> **Data for this exercise**:
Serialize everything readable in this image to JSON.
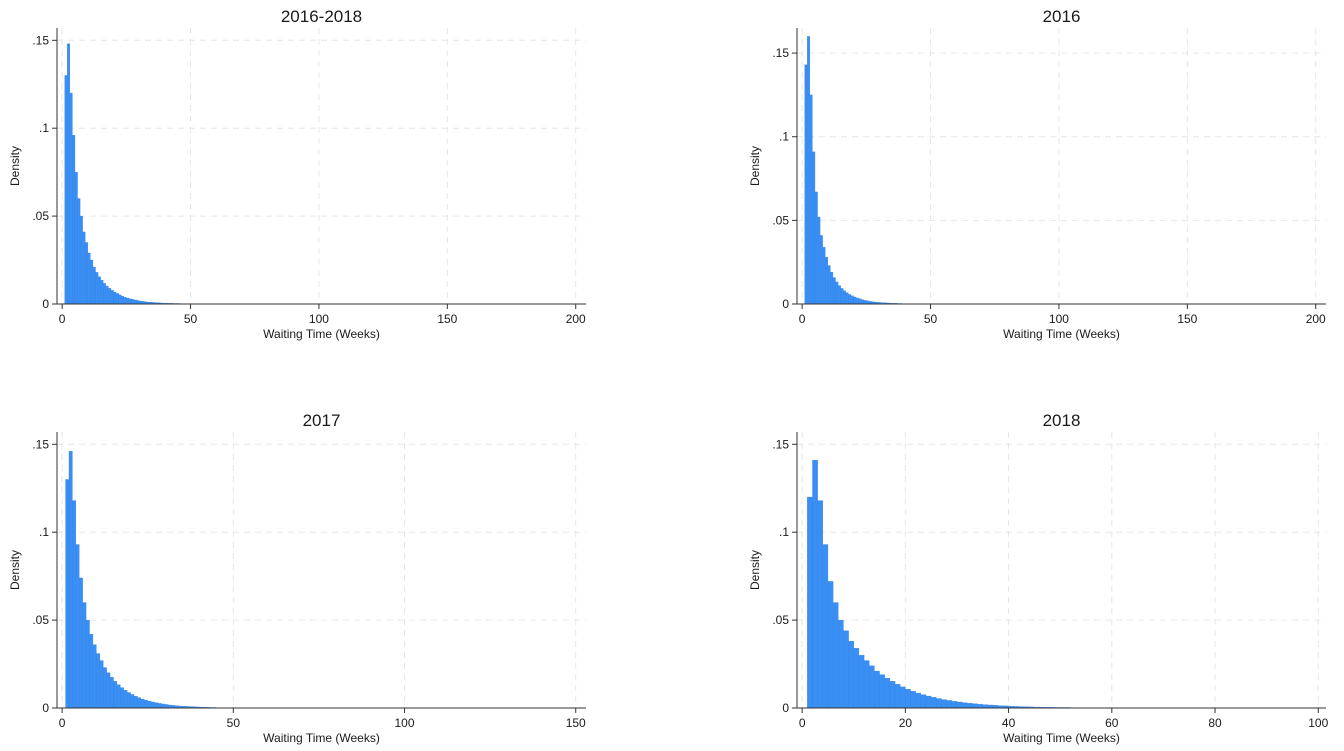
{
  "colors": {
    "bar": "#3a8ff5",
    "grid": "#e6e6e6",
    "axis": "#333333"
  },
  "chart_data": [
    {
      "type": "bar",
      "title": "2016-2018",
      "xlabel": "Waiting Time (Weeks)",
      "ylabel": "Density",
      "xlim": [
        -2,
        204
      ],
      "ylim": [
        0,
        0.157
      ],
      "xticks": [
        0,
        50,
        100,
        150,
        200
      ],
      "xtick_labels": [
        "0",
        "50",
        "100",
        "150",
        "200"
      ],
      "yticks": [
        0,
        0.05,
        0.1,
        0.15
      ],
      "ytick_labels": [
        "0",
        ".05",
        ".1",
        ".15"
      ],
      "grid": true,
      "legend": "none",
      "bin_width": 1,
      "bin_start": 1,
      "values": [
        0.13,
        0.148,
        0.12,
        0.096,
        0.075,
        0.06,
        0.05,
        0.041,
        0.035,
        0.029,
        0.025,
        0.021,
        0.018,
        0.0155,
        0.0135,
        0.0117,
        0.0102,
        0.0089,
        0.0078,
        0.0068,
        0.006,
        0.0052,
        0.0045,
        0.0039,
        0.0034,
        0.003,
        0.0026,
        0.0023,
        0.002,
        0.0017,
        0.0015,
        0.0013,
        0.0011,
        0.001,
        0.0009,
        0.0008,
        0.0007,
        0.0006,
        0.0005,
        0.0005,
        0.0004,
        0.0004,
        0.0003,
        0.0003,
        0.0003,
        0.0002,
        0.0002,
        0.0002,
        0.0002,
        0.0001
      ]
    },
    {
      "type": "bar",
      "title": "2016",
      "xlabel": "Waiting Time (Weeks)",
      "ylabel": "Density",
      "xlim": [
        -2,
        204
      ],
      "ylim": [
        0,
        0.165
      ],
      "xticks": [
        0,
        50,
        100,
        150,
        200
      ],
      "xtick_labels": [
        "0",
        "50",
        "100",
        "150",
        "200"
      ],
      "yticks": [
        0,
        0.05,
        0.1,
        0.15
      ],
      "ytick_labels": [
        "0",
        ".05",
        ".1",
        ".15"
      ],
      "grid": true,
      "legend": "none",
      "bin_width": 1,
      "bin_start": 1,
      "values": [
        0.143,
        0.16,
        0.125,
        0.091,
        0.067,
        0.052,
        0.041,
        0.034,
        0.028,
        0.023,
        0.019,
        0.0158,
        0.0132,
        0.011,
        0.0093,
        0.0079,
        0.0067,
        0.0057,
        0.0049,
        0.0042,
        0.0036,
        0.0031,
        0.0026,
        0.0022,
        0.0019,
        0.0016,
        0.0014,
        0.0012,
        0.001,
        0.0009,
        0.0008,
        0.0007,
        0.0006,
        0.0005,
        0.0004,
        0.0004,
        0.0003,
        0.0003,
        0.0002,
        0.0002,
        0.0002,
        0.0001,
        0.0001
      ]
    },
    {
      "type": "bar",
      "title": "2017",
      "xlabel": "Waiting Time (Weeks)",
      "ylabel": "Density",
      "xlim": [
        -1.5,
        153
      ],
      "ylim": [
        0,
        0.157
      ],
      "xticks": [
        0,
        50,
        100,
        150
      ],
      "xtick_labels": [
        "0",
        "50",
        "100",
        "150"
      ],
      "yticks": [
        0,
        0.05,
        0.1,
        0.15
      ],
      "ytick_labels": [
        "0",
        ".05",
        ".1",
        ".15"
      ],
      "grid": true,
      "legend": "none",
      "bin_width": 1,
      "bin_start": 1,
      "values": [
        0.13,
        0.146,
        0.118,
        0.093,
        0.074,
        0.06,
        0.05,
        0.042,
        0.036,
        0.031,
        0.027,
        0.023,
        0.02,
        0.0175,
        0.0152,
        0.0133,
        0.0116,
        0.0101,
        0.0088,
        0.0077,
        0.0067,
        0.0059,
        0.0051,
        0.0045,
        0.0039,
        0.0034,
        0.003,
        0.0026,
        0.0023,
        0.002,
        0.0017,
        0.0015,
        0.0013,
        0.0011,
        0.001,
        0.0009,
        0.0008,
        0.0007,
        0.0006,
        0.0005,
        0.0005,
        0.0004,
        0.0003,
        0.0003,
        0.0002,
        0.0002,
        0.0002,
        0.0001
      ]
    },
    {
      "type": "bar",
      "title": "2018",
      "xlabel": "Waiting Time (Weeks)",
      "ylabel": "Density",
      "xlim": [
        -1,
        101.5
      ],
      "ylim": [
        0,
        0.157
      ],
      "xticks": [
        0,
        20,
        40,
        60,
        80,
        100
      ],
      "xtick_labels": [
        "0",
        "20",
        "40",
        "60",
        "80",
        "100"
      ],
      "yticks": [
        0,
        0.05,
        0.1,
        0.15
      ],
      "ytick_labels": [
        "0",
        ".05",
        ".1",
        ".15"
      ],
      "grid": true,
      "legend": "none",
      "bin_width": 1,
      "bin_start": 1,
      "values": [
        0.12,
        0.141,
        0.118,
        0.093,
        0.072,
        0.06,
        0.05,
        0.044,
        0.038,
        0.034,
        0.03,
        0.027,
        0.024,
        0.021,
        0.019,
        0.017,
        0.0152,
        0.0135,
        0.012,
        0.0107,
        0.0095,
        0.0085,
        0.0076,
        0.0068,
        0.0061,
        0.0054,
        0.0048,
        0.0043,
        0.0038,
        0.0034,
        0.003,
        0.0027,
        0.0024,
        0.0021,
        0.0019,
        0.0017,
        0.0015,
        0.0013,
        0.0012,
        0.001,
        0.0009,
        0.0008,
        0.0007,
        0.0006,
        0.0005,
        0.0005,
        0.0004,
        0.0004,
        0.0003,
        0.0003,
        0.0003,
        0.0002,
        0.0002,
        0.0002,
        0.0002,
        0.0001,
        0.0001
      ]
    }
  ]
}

---

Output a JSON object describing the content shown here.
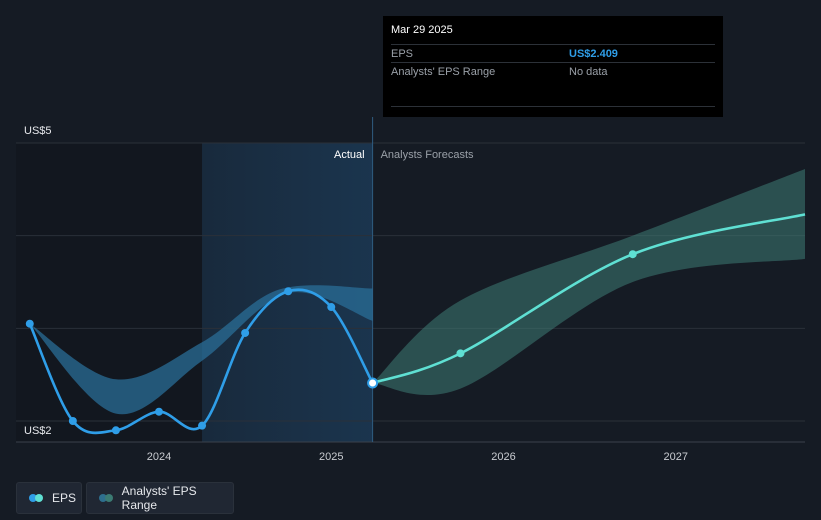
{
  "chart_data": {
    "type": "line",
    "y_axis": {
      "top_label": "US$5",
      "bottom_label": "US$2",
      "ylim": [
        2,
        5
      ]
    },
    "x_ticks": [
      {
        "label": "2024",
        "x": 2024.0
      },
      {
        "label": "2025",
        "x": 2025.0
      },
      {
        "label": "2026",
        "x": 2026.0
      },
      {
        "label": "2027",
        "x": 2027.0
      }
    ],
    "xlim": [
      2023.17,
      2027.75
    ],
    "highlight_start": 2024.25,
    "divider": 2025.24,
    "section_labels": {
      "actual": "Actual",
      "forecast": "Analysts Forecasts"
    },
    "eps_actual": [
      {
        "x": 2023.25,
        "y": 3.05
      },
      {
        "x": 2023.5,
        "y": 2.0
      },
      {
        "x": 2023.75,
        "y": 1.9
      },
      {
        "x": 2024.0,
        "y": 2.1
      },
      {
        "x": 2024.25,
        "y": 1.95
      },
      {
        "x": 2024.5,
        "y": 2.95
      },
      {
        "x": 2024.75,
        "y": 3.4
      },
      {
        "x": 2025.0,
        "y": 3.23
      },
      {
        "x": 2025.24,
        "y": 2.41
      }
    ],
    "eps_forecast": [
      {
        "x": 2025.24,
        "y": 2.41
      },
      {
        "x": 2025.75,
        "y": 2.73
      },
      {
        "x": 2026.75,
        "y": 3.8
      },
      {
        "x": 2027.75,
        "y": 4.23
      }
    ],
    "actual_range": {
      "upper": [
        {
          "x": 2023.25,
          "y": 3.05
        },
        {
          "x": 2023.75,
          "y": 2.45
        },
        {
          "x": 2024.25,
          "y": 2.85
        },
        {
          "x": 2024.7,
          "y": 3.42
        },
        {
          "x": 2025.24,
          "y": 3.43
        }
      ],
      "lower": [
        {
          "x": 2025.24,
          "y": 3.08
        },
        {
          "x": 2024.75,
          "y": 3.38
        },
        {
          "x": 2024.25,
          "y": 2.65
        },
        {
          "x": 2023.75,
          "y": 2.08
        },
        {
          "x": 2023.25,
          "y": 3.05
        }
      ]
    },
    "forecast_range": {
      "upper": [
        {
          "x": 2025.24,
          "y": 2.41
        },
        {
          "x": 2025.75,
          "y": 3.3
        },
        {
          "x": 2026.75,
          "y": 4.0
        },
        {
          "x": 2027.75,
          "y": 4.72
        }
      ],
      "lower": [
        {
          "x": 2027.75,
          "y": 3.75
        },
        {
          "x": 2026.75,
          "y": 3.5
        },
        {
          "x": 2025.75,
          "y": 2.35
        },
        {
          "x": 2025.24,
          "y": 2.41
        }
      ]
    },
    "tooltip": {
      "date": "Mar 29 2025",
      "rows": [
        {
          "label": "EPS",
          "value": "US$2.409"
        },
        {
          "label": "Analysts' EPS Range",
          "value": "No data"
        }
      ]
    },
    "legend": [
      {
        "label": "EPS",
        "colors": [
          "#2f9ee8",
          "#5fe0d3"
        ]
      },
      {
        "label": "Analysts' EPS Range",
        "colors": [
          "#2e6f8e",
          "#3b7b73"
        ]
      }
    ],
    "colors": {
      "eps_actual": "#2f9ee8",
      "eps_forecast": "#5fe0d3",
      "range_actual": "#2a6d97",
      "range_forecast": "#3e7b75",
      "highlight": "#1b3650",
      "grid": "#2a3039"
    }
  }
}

--

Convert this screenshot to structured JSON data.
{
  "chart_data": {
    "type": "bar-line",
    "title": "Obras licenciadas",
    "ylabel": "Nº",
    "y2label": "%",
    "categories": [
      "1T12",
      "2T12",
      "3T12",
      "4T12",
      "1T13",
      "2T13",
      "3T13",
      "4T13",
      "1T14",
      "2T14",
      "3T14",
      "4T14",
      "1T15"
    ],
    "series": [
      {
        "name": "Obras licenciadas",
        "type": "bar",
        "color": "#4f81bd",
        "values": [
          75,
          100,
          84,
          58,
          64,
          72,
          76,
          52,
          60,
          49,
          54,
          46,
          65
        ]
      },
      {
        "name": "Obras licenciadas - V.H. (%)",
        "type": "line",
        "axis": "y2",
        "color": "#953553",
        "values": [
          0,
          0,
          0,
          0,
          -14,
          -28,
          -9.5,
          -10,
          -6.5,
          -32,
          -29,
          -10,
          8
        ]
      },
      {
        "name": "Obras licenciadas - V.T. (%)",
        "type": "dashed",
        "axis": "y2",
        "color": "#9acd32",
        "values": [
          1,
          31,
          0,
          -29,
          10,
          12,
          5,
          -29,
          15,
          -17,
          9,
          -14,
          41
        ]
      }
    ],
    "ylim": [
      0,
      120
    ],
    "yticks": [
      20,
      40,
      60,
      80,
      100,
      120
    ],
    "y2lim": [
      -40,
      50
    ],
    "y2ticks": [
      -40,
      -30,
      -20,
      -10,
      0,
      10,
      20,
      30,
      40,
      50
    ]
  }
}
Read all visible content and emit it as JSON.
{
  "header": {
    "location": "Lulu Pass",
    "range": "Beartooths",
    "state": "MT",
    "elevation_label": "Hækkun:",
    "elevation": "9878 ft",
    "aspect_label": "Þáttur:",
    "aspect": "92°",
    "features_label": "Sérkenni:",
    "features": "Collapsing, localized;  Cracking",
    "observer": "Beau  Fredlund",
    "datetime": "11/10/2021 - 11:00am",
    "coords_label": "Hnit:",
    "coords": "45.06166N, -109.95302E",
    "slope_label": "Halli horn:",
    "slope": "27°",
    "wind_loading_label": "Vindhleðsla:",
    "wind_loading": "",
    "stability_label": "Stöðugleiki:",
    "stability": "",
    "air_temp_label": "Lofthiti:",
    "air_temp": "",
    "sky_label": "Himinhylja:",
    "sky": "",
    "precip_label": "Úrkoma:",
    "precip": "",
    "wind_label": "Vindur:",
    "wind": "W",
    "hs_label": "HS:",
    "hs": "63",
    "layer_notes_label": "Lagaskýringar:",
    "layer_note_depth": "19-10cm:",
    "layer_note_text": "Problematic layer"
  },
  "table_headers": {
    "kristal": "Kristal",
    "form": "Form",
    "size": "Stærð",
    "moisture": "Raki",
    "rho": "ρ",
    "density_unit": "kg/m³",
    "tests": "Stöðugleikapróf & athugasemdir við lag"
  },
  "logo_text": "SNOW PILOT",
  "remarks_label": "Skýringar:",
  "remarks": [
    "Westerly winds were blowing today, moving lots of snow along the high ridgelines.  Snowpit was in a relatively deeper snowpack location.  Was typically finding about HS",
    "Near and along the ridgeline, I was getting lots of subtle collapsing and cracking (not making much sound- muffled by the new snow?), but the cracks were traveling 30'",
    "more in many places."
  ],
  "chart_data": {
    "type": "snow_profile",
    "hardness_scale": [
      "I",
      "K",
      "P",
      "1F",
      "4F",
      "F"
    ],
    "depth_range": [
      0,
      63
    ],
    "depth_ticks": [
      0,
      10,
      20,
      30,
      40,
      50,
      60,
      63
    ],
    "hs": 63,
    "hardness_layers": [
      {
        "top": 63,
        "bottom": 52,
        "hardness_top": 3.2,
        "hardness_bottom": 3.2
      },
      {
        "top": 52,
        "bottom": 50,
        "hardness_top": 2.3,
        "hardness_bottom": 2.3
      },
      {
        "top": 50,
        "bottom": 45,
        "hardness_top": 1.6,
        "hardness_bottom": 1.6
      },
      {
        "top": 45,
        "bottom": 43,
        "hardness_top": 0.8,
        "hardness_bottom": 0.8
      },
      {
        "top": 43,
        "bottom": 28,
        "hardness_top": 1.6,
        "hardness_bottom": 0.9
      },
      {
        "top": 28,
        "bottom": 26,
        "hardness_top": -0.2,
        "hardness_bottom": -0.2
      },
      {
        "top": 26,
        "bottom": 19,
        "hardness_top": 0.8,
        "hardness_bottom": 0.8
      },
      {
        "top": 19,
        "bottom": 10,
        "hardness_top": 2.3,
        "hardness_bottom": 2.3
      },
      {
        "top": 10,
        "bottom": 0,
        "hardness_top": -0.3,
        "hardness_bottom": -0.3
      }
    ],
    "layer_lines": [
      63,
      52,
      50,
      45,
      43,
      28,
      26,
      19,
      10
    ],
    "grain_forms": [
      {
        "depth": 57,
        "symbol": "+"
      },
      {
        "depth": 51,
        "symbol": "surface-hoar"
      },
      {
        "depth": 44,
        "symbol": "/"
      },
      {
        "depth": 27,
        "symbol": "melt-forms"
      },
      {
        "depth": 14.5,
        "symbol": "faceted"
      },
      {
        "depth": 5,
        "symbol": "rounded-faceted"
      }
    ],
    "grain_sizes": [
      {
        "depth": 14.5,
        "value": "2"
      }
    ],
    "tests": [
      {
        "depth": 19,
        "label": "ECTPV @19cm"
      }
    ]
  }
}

> **Task goal**: Using the material above, copy every line in which the string "tests" occurs.

> **Exercise result**:
    "tests": "Stöðugleikapróf & athugasemdir við lag"
    "tests": [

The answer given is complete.